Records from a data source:
— START —

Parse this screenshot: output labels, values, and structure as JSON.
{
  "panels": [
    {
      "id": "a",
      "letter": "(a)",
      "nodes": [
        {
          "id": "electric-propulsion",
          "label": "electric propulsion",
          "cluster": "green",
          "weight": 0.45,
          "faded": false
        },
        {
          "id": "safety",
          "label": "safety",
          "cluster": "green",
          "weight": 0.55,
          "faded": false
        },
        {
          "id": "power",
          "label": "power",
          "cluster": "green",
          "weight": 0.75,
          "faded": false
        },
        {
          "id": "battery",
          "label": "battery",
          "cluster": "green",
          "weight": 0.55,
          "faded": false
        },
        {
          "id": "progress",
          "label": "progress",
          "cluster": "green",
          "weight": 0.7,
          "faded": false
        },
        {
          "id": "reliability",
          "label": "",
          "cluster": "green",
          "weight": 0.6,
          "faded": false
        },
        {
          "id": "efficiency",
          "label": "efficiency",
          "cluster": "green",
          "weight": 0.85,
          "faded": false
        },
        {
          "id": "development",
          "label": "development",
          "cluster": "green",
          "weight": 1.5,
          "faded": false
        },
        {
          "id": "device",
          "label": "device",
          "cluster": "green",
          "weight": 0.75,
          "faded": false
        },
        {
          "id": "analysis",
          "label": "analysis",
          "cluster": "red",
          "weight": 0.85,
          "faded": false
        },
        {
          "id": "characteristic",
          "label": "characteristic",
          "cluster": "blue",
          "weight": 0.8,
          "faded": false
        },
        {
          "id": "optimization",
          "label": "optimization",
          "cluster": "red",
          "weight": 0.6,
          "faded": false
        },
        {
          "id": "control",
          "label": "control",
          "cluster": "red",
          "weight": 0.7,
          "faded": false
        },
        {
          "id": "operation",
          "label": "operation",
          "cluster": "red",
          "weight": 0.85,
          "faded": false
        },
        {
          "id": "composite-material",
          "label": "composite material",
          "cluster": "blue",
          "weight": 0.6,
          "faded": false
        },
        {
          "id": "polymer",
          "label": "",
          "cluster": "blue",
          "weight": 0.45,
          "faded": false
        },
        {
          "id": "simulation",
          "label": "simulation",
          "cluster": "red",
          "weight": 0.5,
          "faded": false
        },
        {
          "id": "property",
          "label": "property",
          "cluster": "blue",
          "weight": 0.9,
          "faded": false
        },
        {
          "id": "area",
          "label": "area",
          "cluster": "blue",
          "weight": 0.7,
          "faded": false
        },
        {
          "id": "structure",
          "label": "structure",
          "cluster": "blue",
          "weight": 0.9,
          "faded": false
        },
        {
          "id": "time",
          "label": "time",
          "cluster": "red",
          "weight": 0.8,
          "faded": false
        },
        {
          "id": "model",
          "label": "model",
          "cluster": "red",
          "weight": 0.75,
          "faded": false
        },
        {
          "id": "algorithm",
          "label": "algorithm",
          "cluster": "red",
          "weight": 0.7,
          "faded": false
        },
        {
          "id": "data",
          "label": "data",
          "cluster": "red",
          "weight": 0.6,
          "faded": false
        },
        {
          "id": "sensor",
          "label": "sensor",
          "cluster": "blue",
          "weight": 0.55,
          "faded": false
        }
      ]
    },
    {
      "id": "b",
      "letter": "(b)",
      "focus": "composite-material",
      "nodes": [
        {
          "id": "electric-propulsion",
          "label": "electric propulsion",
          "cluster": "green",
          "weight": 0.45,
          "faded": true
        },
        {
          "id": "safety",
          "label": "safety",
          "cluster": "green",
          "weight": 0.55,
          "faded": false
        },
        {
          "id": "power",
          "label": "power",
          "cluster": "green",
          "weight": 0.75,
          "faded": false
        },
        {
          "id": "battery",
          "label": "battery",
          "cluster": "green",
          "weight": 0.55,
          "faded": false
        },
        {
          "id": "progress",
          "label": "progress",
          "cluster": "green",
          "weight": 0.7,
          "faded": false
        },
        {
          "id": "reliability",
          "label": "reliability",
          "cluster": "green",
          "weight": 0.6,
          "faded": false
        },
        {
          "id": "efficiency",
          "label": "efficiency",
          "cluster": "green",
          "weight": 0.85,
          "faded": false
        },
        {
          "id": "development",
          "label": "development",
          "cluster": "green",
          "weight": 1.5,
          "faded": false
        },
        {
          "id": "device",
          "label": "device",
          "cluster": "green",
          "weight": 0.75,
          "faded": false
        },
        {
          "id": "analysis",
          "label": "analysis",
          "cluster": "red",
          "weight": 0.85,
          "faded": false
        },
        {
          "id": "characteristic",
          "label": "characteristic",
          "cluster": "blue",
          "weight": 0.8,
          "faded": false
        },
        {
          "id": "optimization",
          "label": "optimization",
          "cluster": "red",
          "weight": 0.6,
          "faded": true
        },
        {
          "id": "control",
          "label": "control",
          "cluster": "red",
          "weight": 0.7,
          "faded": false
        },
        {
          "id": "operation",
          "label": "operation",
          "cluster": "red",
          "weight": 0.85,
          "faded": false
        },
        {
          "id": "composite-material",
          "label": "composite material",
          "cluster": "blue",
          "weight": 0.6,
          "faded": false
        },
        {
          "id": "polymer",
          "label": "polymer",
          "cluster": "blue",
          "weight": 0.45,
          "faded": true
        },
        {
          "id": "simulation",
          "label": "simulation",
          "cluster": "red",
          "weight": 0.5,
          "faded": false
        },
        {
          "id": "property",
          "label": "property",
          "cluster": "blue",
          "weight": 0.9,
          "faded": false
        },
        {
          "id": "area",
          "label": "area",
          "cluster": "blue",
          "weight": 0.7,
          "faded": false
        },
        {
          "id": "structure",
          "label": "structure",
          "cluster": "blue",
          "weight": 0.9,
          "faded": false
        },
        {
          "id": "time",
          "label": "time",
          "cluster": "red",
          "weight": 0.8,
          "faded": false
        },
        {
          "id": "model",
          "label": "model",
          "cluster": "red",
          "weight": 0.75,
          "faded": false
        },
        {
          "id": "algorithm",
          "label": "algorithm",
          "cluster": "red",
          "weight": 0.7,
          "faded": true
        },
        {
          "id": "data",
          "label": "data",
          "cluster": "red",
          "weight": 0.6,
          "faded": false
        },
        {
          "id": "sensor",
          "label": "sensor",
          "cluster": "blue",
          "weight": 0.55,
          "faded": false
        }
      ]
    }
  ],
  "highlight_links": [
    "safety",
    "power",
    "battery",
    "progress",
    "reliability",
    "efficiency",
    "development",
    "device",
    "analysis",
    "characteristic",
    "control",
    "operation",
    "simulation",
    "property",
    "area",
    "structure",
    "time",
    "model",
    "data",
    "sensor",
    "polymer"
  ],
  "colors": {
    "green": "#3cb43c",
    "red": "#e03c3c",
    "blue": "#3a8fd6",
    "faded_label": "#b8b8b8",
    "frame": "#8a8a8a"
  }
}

— END —

**WHAT NEEDS TO BE DONE**
Recopy the whole listing exactly.

**OUTPUT FOR THIS EXERCISE**
Parse this screenshot: output labels, values, and structure as JSON.
{
  "panels": [
    {
      "id": "a",
      "letter": "(a)",
      "nodes": [
        {
          "id": "electric-propulsion",
          "label": "electric propulsion",
          "cluster": "green",
          "weight": 0.45,
          "faded": false
        },
        {
          "id": "safety",
          "label": "safety",
          "cluster": "green",
          "weight": 0.55,
          "faded": false
        },
        {
          "id": "power",
          "label": "power",
          "cluster": "green",
          "weight": 0.75,
          "faded": false
        },
        {
          "id": "battery",
          "label": "battery",
          "cluster": "green",
          "weight": 0.55,
          "faded": false
        },
        {
          "id": "progress",
          "label": "progress",
          "cluster": "green",
          "weight": 0.7,
          "faded": false
        },
        {
          "id": "reliability",
          "label": "",
          "cluster": "green",
          "weight": 0.6,
          "faded": false
        },
        {
          "id": "efficiency",
          "label": "efficiency",
          "cluster": "green",
          "weight": 0.85,
          "faded": false
        },
        {
          "id": "development",
          "label": "development",
          "cluster": "green",
          "weight": 1.5,
          "faded": false
        },
        {
          "id": "device",
          "label": "device",
          "cluster": "green",
          "weight": 0.75,
          "faded": false
        },
        {
          "id": "analysis",
          "label": "analysis",
          "cluster": "red",
          "weight": 0.85,
          "faded": false
        },
        {
          "id": "characteristic",
          "label": "characteristic",
          "cluster": "blue",
          "weight": 0.8,
          "faded": false
        },
        {
          "id": "optimization",
          "label": "optimization",
          "cluster": "red",
          "weight": 0.6,
          "faded": false
        },
        {
          "id": "control",
          "label": "control",
          "cluster": "red",
          "weight": 0.7,
          "faded": false
        },
        {
          "id": "operation",
          "label": "operation",
          "cluster": "red",
          "weight": 0.85,
          "faded": false
        },
        {
          "id": "composite-material",
          "label": "composite material",
          "cluster": "blue",
          "weight": 0.6,
          "faded": false
        },
        {
          "id": "polymer",
          "label": "",
          "cluster": "blue",
          "weight": 0.45,
          "faded": false
        },
        {
          "id": "simulation",
          "label": "simulation",
          "cluster": "red",
          "weight": 0.5,
          "faded": false
        },
        {
          "id": "property",
          "label": "property",
          "cluster": "blue",
          "weight": 0.9,
          "faded": false
        },
        {
          "id": "area",
          "label": "area",
          "cluster": "blue",
          "weight": 0.7,
          "faded": false
        },
        {
          "id": "structure",
          "label": "structure",
          "cluster": "blue",
          "weight": 0.9,
          "faded": false
        },
        {
          "id": "time",
          "label": "time",
          "cluster": "red",
          "weight": 0.8,
          "faded": false
        },
        {
          "id": "model",
          "label": "model",
          "cluster": "red",
          "weight": 0.75,
          "faded": false
        },
        {
          "id": "algorithm",
          "label": "algorithm",
          "cluster": "red",
          "weight": 0.7,
          "faded": false
        },
        {
          "id": "data",
          "label": "data",
          "cluster": "red",
          "weight": 0.6,
          "faded": false
        },
        {
          "id": "sensor",
          "label": "sensor",
          "cluster": "blue",
          "weight": 0.55,
          "faded": false
        }
      ]
    },
    {
      "id": "b",
      "letter": "(b)",
      "focus": "composite-material",
      "nodes": [
        {
          "id": "electric-propulsion",
          "label": "electric propulsion",
          "cluster": "green",
          "weight": 0.45,
          "faded": true
        },
        {
          "id": "safety",
          "label": "safety",
          "cluster": "green",
          "weight": 0.55,
          "faded": false
        },
        {
          "id": "power",
          "label": "power",
          "cluster": "green",
          "weight": 0.75,
          "faded": false
        },
        {
          "id": "battery",
          "label": "battery",
          "cluster": "green",
          "weight": 0.55,
          "faded": false
        },
        {
          "id": "progress",
          "label": "progress",
          "cluster": "green",
          "weight": 0.7,
          "faded": false
        },
        {
          "id": "reliability",
          "label": "reliability",
          "cluster": "green",
          "weight": 0.6,
          "faded": false
        },
        {
          "id": "efficiency",
          "label": "efficiency",
          "cluster": "green",
          "weight": 0.85,
          "faded": false
        },
        {
          "id": "development",
          "label": "development",
          "cluster": "green",
          "weight": 1.5,
          "faded": false
        },
        {
          "id": "device",
          "label": "device",
          "cluster": "green",
          "weight": 0.75,
          "faded": false
        },
        {
          "id": "analysis",
          "label": "analysis",
          "cluster": "red",
          "weight": 0.85,
          "faded": false
        },
        {
          "id": "characteristic",
          "label": "characteristic",
          "cluster": "blue",
          "weight": 0.8,
          "faded": false
        },
        {
          "id": "optimization",
          "label": "optimization",
          "cluster": "red",
          "weight": 0.6,
          "faded": true
        },
        {
          "id": "control",
          "label": "control",
          "cluster": "red",
          "weight": 0.7,
          "faded": false
        },
        {
          "id": "operation",
          "label": "operation",
          "cluster": "red",
          "weight": 0.85,
          "faded": false
        },
        {
          "id": "composite-material",
          "label": "composite material",
          "cluster": "blue",
          "weight": 0.6,
          "faded": false
        },
        {
          "id": "polymer",
          "label": "polymer",
          "cluster": "blue",
          "weight": 0.45,
          "faded": true
        },
        {
          "id": "simulation",
          "label": "simulation",
          "cluster": "red",
          "weight": 0.5,
          "faded": false
        },
        {
          "id": "property",
          "label": "property",
          "cluster": "blue",
          "weight": 0.9,
          "faded": false
        },
        {
          "id": "area",
          "label": "area",
          "cluster": "blue",
          "weight": 0.7,
          "faded": false
        },
        {
          "id": "structure",
          "label": "structure",
          "cluster": "blue",
          "weight": 0.9,
          "faded": false
        },
        {
          "id": "time",
          "label": "time",
          "cluster": "red",
          "weight": 0.8,
          "faded": false
        },
        {
          "id": "model",
          "label": "model",
          "cluster": "red",
          "weight": 0.75,
          "faded": false
        },
        {
          "id": "algorithm",
          "label": "algorithm",
          "cluster": "red",
          "weight": 0.7,
          "faded": true
        },
        {
          "id": "data",
          "label": "data",
          "cluster": "red",
          "weight": 0.6,
          "faded": false
        },
        {
          "id": "sensor",
          "label": "sensor",
          "cluster": "blue",
          "weight": 0.55,
          "faded": false
        }
      ]
    }
  ],
  "highlight_links": [
    "safety",
    "power",
    "battery",
    "progress",
    "reliability",
    "efficiency",
    "development",
    "device",
    "analysis",
    "characteristic",
    "control",
    "operation",
    "simulation",
    "property",
    "area",
    "structure",
    "time",
    "model",
    "data",
    "sensor",
    "polymer"
  ],
  "colors": {
    "green": "#3cb43c",
    "red": "#e03c3c",
    "blue": "#3a8fd6",
    "faded_label": "#b8b8b8",
    "frame": "#8a8a8a"
  }
}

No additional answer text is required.